--- Start SUPPLIED MATERIAL ---

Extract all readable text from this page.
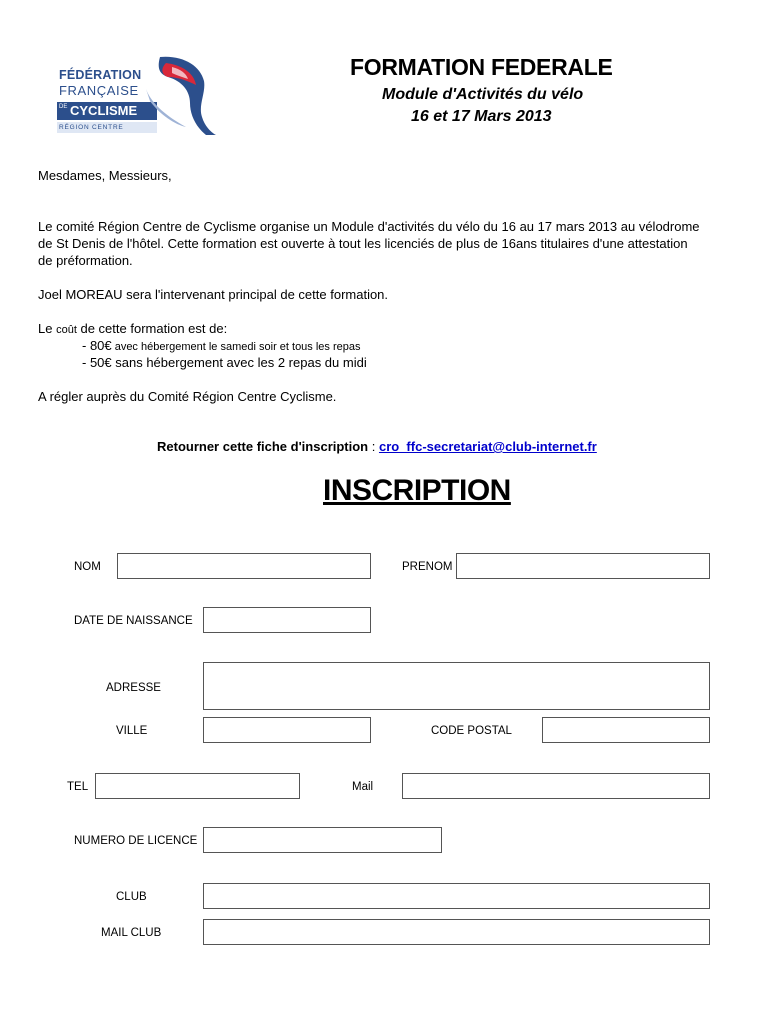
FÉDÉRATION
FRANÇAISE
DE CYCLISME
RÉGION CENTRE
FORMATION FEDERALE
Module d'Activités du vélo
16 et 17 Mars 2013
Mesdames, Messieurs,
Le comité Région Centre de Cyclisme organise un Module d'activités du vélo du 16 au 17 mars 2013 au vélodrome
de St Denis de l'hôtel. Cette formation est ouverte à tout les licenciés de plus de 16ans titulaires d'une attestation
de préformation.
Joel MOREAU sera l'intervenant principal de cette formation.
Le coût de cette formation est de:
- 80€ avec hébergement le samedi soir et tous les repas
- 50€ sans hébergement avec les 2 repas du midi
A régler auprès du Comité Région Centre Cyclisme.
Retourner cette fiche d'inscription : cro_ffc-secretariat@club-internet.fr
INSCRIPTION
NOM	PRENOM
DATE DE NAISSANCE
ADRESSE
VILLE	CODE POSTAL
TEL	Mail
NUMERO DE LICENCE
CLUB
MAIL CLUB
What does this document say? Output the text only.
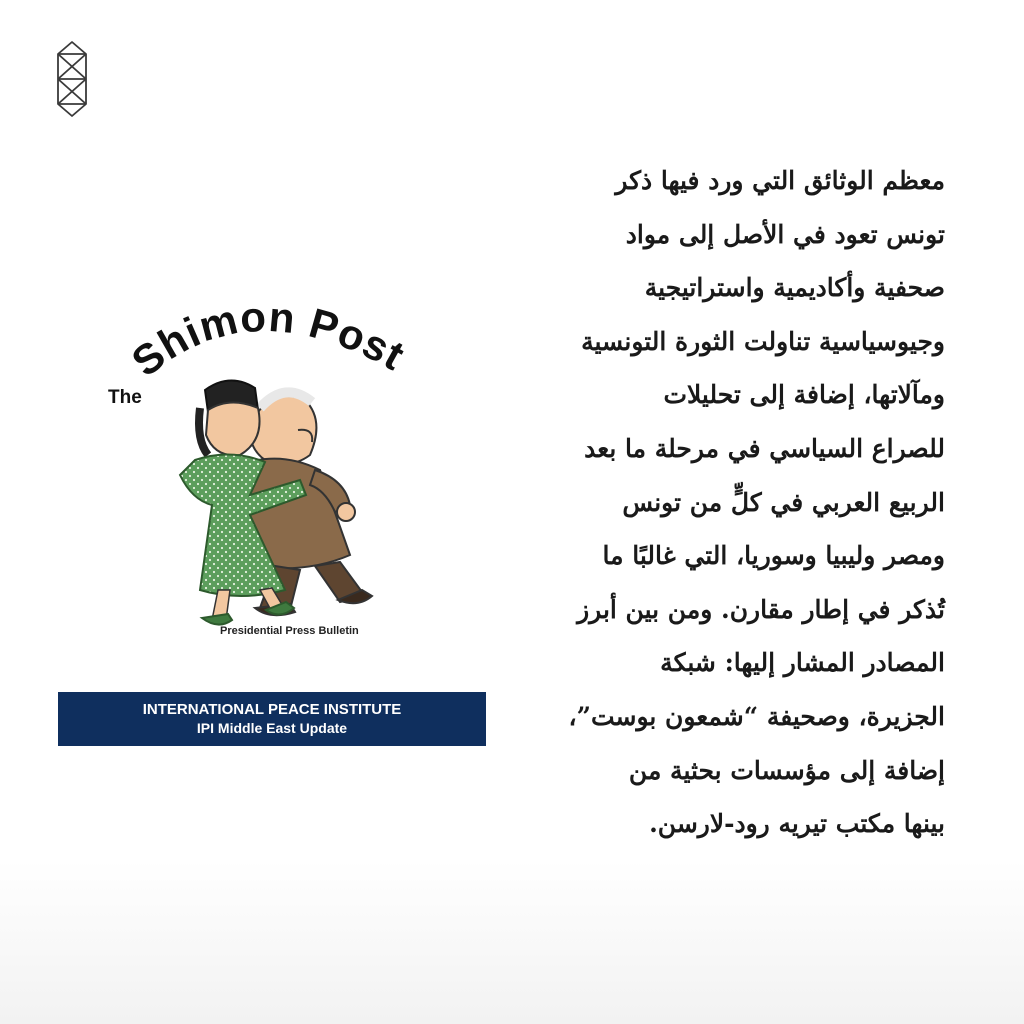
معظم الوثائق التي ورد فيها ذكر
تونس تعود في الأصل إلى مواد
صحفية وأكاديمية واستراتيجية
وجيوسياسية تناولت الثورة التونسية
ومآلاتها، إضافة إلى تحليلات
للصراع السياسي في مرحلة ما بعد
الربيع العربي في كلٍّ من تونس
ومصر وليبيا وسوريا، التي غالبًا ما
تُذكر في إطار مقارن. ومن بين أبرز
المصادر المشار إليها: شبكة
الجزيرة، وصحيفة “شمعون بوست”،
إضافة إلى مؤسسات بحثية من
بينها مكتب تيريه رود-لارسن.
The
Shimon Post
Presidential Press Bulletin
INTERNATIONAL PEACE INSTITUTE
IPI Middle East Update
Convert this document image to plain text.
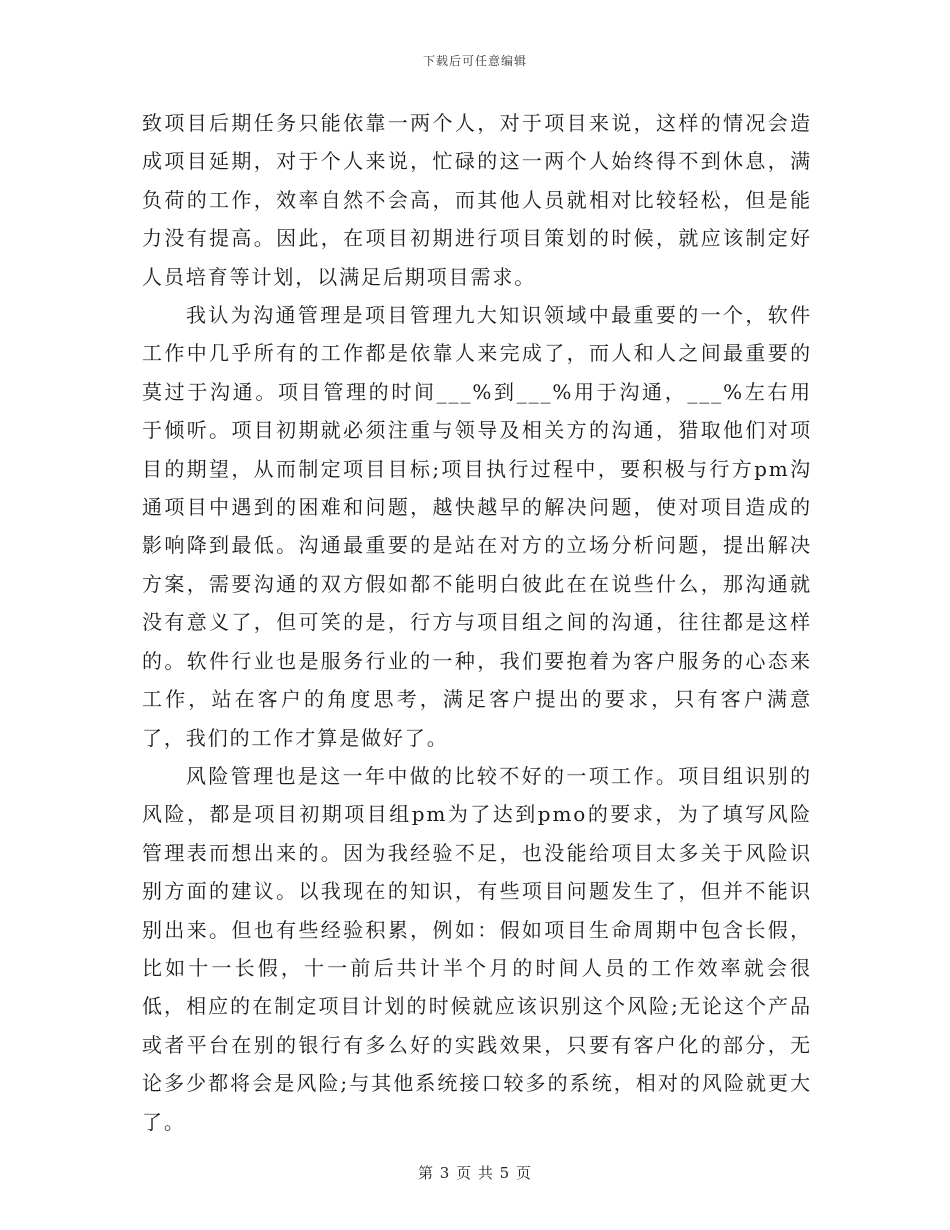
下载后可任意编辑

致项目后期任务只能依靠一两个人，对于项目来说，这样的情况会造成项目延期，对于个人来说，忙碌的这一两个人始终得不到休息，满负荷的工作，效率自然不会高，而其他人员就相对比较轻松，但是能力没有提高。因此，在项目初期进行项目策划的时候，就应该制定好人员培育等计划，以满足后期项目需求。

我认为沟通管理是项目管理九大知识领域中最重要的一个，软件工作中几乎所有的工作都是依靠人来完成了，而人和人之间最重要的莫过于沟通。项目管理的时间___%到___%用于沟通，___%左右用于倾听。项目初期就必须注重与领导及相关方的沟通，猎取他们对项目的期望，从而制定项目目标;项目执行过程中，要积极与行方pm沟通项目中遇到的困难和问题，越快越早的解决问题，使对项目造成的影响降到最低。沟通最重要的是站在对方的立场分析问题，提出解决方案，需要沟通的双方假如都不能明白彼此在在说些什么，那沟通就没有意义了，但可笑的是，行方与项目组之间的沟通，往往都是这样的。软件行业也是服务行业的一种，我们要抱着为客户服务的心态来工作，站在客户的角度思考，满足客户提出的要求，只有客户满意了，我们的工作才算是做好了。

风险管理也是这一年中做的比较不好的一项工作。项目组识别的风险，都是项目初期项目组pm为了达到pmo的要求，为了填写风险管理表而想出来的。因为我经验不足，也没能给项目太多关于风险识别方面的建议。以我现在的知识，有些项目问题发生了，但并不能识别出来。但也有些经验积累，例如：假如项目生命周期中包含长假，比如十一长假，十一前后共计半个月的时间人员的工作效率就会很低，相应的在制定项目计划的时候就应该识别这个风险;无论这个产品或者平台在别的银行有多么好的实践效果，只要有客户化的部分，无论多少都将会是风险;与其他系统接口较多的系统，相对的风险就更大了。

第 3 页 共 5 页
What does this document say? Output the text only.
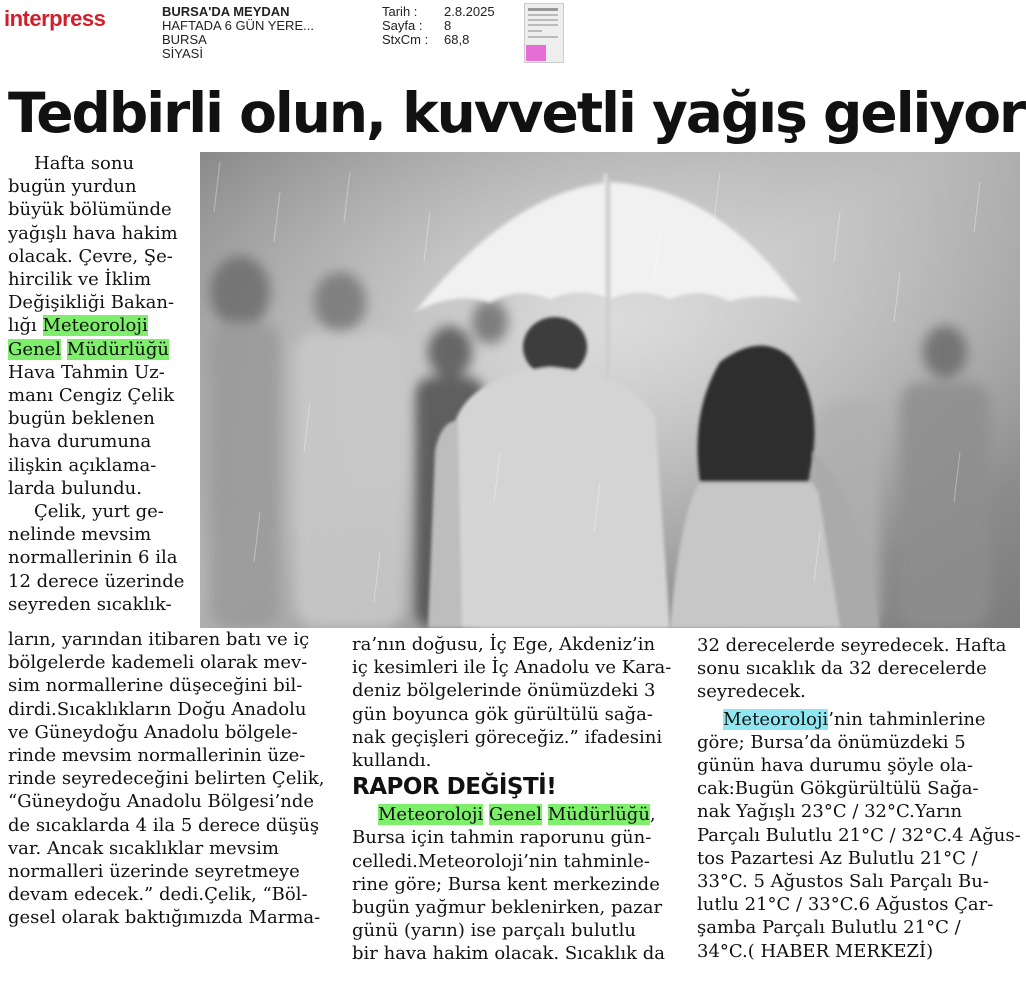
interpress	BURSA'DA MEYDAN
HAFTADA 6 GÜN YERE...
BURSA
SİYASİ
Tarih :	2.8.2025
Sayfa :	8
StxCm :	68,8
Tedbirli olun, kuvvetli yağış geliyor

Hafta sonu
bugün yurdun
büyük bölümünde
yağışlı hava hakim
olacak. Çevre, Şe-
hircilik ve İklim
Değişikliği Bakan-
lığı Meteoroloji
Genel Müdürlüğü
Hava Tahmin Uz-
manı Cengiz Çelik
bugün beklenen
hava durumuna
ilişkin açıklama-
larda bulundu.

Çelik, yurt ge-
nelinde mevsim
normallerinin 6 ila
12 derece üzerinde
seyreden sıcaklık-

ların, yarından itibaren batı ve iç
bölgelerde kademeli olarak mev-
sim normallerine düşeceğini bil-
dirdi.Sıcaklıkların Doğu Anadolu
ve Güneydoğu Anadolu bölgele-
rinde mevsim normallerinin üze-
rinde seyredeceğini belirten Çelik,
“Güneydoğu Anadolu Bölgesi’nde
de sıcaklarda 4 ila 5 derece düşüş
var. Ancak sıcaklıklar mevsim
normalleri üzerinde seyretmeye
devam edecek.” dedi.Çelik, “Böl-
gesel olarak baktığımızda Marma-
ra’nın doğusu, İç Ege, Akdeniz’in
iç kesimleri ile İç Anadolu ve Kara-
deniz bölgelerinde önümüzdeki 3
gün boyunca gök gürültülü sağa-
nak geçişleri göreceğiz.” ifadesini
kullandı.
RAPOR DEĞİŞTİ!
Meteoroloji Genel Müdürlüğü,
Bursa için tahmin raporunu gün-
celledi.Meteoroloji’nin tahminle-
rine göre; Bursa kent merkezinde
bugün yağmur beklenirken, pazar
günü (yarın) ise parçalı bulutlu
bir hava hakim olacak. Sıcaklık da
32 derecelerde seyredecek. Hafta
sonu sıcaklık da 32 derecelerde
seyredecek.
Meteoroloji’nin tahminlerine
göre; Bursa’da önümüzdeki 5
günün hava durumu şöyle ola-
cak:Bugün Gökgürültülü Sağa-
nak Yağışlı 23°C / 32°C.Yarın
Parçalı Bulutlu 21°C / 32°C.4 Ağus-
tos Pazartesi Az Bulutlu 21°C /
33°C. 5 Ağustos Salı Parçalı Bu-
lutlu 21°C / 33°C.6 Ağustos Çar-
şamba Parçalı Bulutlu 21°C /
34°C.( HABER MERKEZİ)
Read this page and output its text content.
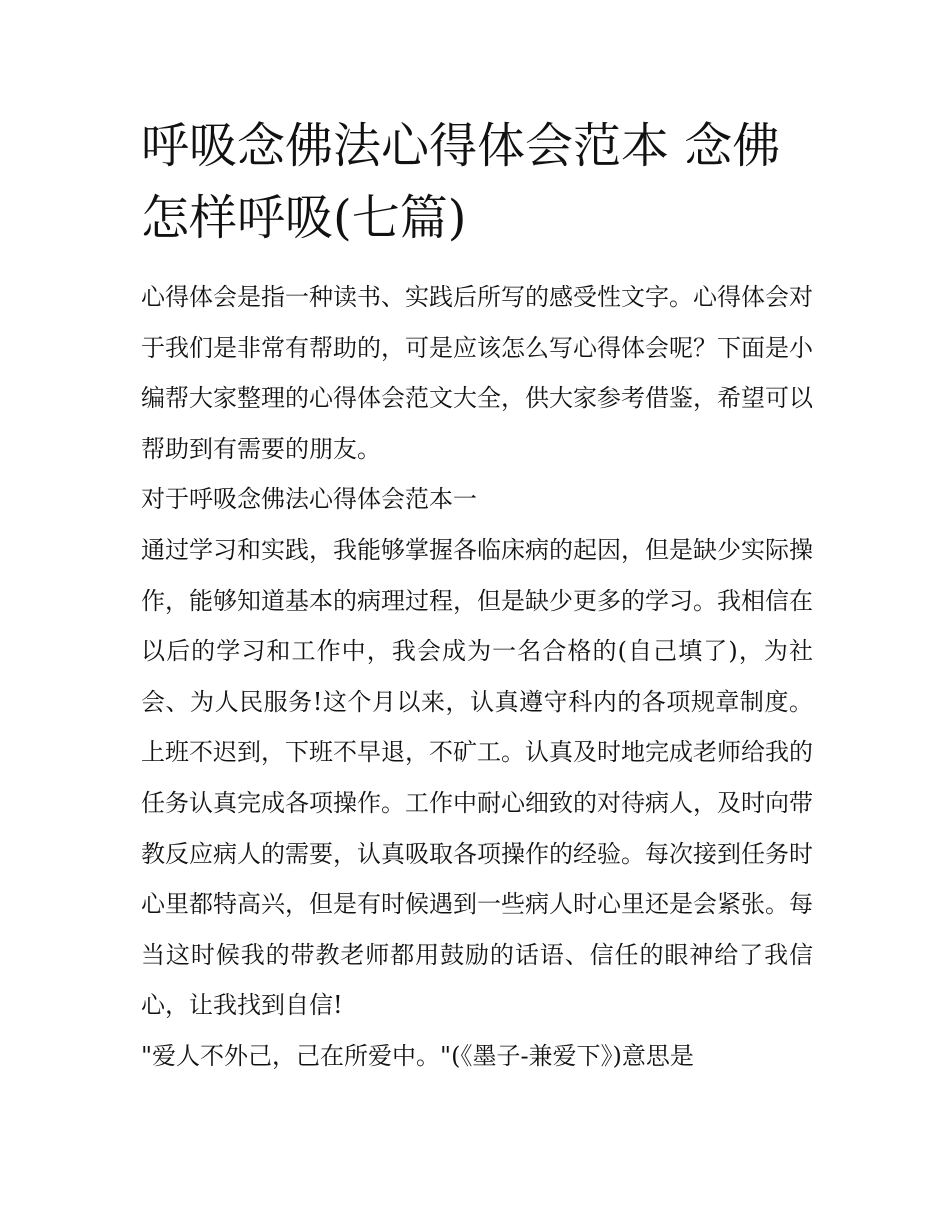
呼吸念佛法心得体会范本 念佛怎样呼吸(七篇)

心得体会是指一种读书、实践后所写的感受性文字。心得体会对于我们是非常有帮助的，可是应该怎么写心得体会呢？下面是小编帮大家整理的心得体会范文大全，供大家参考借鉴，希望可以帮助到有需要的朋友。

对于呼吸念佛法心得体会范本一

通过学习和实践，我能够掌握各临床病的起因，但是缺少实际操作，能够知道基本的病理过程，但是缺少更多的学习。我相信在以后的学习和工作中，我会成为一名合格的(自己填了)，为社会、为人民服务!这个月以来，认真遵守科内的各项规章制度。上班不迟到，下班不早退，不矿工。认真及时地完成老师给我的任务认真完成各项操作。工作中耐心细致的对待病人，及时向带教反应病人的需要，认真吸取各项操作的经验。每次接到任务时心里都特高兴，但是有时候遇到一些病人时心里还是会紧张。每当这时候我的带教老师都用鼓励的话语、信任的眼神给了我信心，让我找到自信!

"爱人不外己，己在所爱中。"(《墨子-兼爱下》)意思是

--- End SUPPLIED MATERIAL ---

Keep the pictures out of the copy and return the rest of the data above exactly.

Extract all readable text from this page.
FÉDÉRATION
FRANÇAISE
DE CYCLISME
RÉGION CENTRE
FORMATION FEDERALE
Module d'Activités du vélo
16 et 17 Mars 2013
Mesdames, Messieurs,
Le comité Région Centre de Cyclisme organise un Module d'activités du vélo du 16 au 17 mars 2013 au vélodrome
de St Denis de l'hôtel. Cette formation est ouverte à tout les licenciés de plus de 16ans titulaires d'une attestation
de préformation.
Joel MOREAU sera l'intervenant principal de cette formation.
Le coût de cette formation est de:
- 80€ avec hébergement le samedi soir et tous les repas
- 50€ sans hébergement avec les 2 repas du midi
A régler auprès du Comité Région Centre Cyclisme.
Retourner cette fiche d'inscription : cro_ffc-secretariat@club-internet.fr
INSCRIPTION
NOM	PRENOM
DATE DE NAISSANCE
ADRESSE
VILLE	CODE POSTAL
TEL	Mail
NUMERO DE LICENCE
CLUB
MAIL CLUB
What does this document say? Output the text only.
معظم الوثائق التي ورد فيها ذكر
تونس تعود في الأصل إلى مواد
صحفية وأكاديمية واستراتيجية
وجيوسياسية تناولت الثورة التونسية
ومآلاتها، إضافة إلى تحليلات
للصراع السياسي في مرحلة ما بعد
الربيع العربي في كلٍّ من تونس
ومصر وليبيا وسوريا، التي غالبًا ما
تُذكر في إطار مقارن. ومن بين أبرز
المصادر المشار إليها: شبكة
الجزيرة، وصحيفة “شمعون بوست”،
إضافة إلى مؤسسات بحثية من
بينها مكتب تيريه رود-لارسن.
The
Shimon Post
Presidential Press Bulletin
INTERNATIONAL PEACE INSTITUTE
IPI Middle East Update
Convert this document image to plain text.
下载后可任意编辑

致项目后期任务只能依靠一两个人，对于项目来说，这样的情况会造成项目延期，对于个人来说，忙碌的这一两个人始终得不到休息，满负荷的工作，效率自然不会高，而其他人员就相对比较轻松，但是能力没有提高。因此，在项目初期进行项目策划的时候，就应该制定好人员培育等计划，以满足后期项目需求。

我认为沟通管理是项目管理九大知识领域中最重要的一个，软件工作中几乎所有的工作都是依靠人来完成了，而人和人之间最重要的莫过于沟通。项目管理的时间___%到___%用于沟通，___%左右用于倾听。项目初期就必须注重与领导及相关方的沟通，猎取他们对项目的期望，从而制定项目目标;项目执行过程中，要积极与行方pm沟通项目中遇到的困难和问题，越快越早的解决问题，使对项目造成的影响降到最低。沟通最重要的是站在对方的立场分析问题，提出解决方案，需要沟通的双方假如都不能明白彼此在在说些什么，那沟通就没有意义了，但可笑的是，行方与项目组之间的沟通，往往都是这样的。软件行业也是服务行业的一种，我们要抱着为客户服务的心态来工作，站在客户的角度思考，满足客户提出的要求，只有客户满意了，我们的工作才算是做好了。

风险管理也是这一年中做的比较不好的一项工作。项目组识别的风险，都是项目初期项目组pm为了达到pmo的要求，为了填写风险管理表而想出来的。因为我经验不足，也没能给项目太多关于风险识别方面的建议。以我现在的知识，有些项目问题发生了，但并不能识别出来。但也有些经验积累，例如：假如项目生命周期中包含长假，比如十一长假，十一前后共计半个月的时间人员的工作效率就会很低，相应的在制定项目计划的时候就应该识别这个风险;无论这个产品或者平台在别的银行有多么好的实践效果，只要有客户化的部分，无论多少都将会是风险;与其他系统接口较多的系统，相对的风险就更大了。

第 3 页 共 5 页
What does this document say? Output the text only.
interpress	BURSA'DA MEYDAN
HAFTADA 6 GÜN YERE...
BURSA
SİYASİ
Tarih :	2.8.2025
Sayfa :	8
StxCm :	68,8
Tedbirli olun, kuvvetli yağış geliyor

Hafta sonu
bugün yurdun
büyük bölümünde
yağışlı hava hakim
olacak. Çevre, Şe-
hircilik ve İklim
Değişikliği Bakan-
lığı Meteoroloji
Genel Müdürlüğü
Hava Tahmin Uz-
manı Cengiz Çelik
bugün beklenen
hava durumuna
ilişkin açıklama-
larda bulundu.

Çelik, yurt ge-
nelinde mevsim
normallerinin 6 ila
12 derece üzerinde
seyreden sıcaklık-

ların, yarından itibaren batı ve iç
bölgelerde kademeli olarak mev-
sim normallerine düşeceğini bil-
dirdi.Sıcaklıkların Doğu Anadolu
ve Güneydoğu Anadolu bölgele-
rinde mevsim normallerinin üze-
rinde seyredeceğini belirten Çelik,
“Güneydoğu Anadolu Bölgesi’nde
de sıcaklarda 4 ila 5 derece düşüş
var. Ancak sıcaklıklar mevsim
normalleri üzerinde seyretmeye
devam edecek.” dedi.Çelik, “Böl-
gesel olarak baktığımızda Marma-
ra’nın doğusu, İç Ege, Akdeniz’in
iç kesimleri ile İç Anadolu ve Kara-
deniz bölgelerinde önümüzdeki 3
gün boyunca gök gürültülü sağa-
nak geçişleri göreceğiz.” ifadesini
kullandı.
RAPOR DEĞİŞTİ!
Meteoroloji Genel Müdürlüğü,
Bursa için tahmin raporunu gün-
celledi.Meteoroloji’nin tahminle-
rine göre; Bursa kent merkezinde
bugün yağmur beklenirken, pazar
günü (yarın) ise parçalı bulutlu
bir hava hakim olacak. Sıcaklık da
32 derecelerde seyredecek. Hafta
sonu sıcaklık da 32 derecelerde
seyredecek.
Meteoroloji’nin tahminlerine
göre; Bursa’da önümüzdeki 5
günün hava durumu şöyle ola-
cak:Bugün Gökgürültülü Sağa-
nak Yağışlı 23°C / 32°C.Yarın
Parçalı Bulutlu 21°C / 32°C.4 Ağus-
tos Pazartesi Az Bulutlu 21°C /
33°C. 5 Ağustos Salı Parçalı Bu-
lutlu 21°C / 33°C.6 Ağustos Çar-
şamba Parçalı Bulutlu 21°C /
34°C.( HABER MERKEZİ)
Read this page and output its text content.
呼吸念佛法心得体会范本 念佛怎样呼吸(七篇)

心得体会是指一种读书、实践后所写的感受性文字。心得体会对于我们是非常有帮助的，可是应该怎么写心得体会呢？下面是小编帮大家整理的心得体会范文大全，供大家参考借鉴，希望可以帮助到有需要的朋友。

对于呼吸念佛法心得体会范本一

通过学习和实践，我能够掌握各临床病的起因，但是缺少实际操作，能够知道基本的病理过程，但是缺少更多的学习。我相信在以后的学习和工作中，我会成为一名合格的(自己填了)，为社会、为人民服务!这个月以来，认真遵守科内的各项规章制度。上班不迟到，下班不早退，不矿工。认真及时地完成老师给我的任务认真完成各项操作。工作中耐心细致的对待病人，及时向带教反应病人的需要，认真吸取各项操作的经验。每次接到任务时心里都特高兴，但是有时候遇到一些病人时心里还是会紧张。每当这时候我的带教老师都用鼓励的话语、信任的眼神给了我信心，让我找到自信!

"爱人不外己，己在所爱中。"(《墨子-兼爱下》)意思是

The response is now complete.